### WORK TO COMPLETE
Retype the material below. Keep every word exactly as it is.

### EXTRACTED RECORDS

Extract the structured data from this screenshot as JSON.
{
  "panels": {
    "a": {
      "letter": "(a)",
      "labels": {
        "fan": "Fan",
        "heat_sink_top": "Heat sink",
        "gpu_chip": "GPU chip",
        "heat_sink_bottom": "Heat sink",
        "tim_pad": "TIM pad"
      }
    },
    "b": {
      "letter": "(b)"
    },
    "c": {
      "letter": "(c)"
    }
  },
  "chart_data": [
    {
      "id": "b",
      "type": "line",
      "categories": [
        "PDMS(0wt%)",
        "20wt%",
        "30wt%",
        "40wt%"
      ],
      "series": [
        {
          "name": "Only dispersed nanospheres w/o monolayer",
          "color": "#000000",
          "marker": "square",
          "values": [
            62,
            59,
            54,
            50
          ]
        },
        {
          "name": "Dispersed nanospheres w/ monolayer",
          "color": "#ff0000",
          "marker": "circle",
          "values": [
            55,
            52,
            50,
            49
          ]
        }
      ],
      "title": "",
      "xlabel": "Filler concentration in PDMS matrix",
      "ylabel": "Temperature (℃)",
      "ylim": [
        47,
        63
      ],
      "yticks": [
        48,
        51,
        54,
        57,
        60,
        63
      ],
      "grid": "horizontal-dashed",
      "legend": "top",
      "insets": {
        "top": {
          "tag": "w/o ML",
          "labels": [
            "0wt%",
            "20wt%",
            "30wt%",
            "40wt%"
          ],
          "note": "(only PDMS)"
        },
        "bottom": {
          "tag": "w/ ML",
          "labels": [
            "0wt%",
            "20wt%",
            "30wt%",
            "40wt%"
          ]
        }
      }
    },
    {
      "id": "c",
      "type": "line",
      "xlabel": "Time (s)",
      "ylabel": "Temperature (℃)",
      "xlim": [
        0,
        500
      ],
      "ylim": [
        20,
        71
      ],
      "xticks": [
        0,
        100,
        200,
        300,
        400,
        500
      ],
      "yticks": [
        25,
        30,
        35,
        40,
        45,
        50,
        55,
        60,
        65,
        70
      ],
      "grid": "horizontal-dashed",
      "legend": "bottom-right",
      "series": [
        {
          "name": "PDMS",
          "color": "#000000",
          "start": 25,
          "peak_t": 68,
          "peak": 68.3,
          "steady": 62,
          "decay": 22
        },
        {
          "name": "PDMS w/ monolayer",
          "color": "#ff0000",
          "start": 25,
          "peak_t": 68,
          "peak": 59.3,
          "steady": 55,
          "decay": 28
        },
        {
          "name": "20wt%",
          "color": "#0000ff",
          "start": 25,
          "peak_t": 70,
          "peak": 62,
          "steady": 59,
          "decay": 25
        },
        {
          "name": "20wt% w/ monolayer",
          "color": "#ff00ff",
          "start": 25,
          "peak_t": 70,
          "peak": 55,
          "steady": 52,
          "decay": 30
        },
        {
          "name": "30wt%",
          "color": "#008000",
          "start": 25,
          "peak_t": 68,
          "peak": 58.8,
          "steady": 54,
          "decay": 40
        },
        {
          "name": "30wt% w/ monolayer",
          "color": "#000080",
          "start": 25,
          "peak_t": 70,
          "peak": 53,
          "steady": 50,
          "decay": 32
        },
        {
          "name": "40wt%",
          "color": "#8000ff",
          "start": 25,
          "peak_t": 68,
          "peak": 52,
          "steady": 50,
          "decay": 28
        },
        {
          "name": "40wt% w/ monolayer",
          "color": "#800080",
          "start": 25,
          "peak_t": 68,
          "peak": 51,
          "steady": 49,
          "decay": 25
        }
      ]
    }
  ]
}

### RESULT
Extract the structured data from this screenshot as JSON.
{
  "panels": {
    "a": {
      "letter": "(a)",
      "labels": {
        "fan": "Fan",
        "heat_sink_top": "Heat sink",
        "gpu_chip": "GPU chip",
        "heat_sink_bottom": "Heat sink",
        "tim_pad": "TIM pad"
      }
    },
    "b": {
      "letter": "(b)"
    },
    "c": {
      "letter": "(c)"
    }
  },
  "chart_data": [
    {
      "id": "b",
      "type": "line",
      "categories": [
        "PDMS(0wt%)",
        "20wt%",
        "30wt%",
        "40wt%"
      ],
      "series": [
        {
          "name": "Only dispersed nanospheres w/o monolayer",
          "color": "#000000",
          "marker": "square",
          "values": [
            62,
            59,
            54,
            50
          ]
        },
        {
          "name": "Dispersed nanospheres w/ monolayer",
          "color": "#ff0000",
          "marker": "circle",
          "values": [
            55,
            52,
            50,
            49
          ]
        }
      ],
      "title": "",
      "xlabel": "Filler concentration in PDMS matrix",
      "ylabel": "Temperature (℃)",
      "ylim": [
        47,
        63
      ],
      "yticks": [
        48,
        51,
        54,
        57,
        60,
        63
      ],
      "grid": "horizontal-dashed",
      "legend": "top",
      "insets": {
        "top": {
          "tag": "w/o ML",
          "labels": [
            "0wt%",
            "20wt%",
            "30wt%",
            "40wt%"
          ],
          "note": "(only PDMS)"
        },
        "bottom": {
          "tag": "w/ ML",
          "labels": [
            "0wt%",
            "20wt%",
            "30wt%",
            "40wt%"
          ]
        }
      }
    },
    {
      "id": "c",
      "type": "line",
      "xlabel": "Time (s)",
      "ylabel": "Temperature (℃)",
      "xlim": [
        0,
        500
      ],
      "ylim": [
        20,
        71
      ],
      "xticks": [
        0,
        100,
        200,
        300,
        400,
        500
      ],
      "yticks": [
        25,
        30,
        35,
        40,
        45,
        50,
        55,
        60,
        65,
        70
      ],
      "grid": "horizontal-dashed",
      "legend": "bottom-right",
      "series": [
        {
          "name": "PDMS",
          "color": "#000000",
          "start": 25,
          "peak_t": 68,
          "peak": 68.3,
          "steady": 62,
          "decay": 22
        },
        {
          "name": "PDMS w/ monolayer",
          "color": "#ff0000",
          "start": 25,
          "peak_t": 68,
          "peak": 59.3,
          "steady": 55,
          "decay": 28
        },
        {
          "name": "20wt%",
          "color": "#0000ff",
          "start": 25,
          "peak_t": 70,
          "peak": 62,
          "steady": 59,
          "decay": 25
        },
        {
          "name": "20wt% w/ monolayer",
          "color": "#ff00ff",
          "start": 25,
          "peak_t": 70,
          "peak": 55,
          "steady": 52,
          "decay": 30
        },
        {
          "name": "30wt%",
          "color": "#008000",
          "start": 25,
          "peak_t": 68,
          "peak": 58.8,
          "steady": 54,
          "decay": 40
        },
        {
          "name": "30wt% w/ monolayer",
          "color": "#000080",
          "start": 25,
          "peak_t": 70,
          "peak": 53,
          "steady": 50,
          "decay": 32
        },
        {
          "name": "40wt%",
          "color": "#8000ff",
          "start": 25,
          "peak_t": 68,
          "peak": 52,
          "steady": 50,
          "decay": 28
        },
        {
          "name": "40wt% w/ monolayer",
          "color": "#800080",
          "start": 25,
          "peak_t": 68,
          "peak": 51,
          "steady": 49,
          "decay": 25
        }
      ]
    }
  ]
}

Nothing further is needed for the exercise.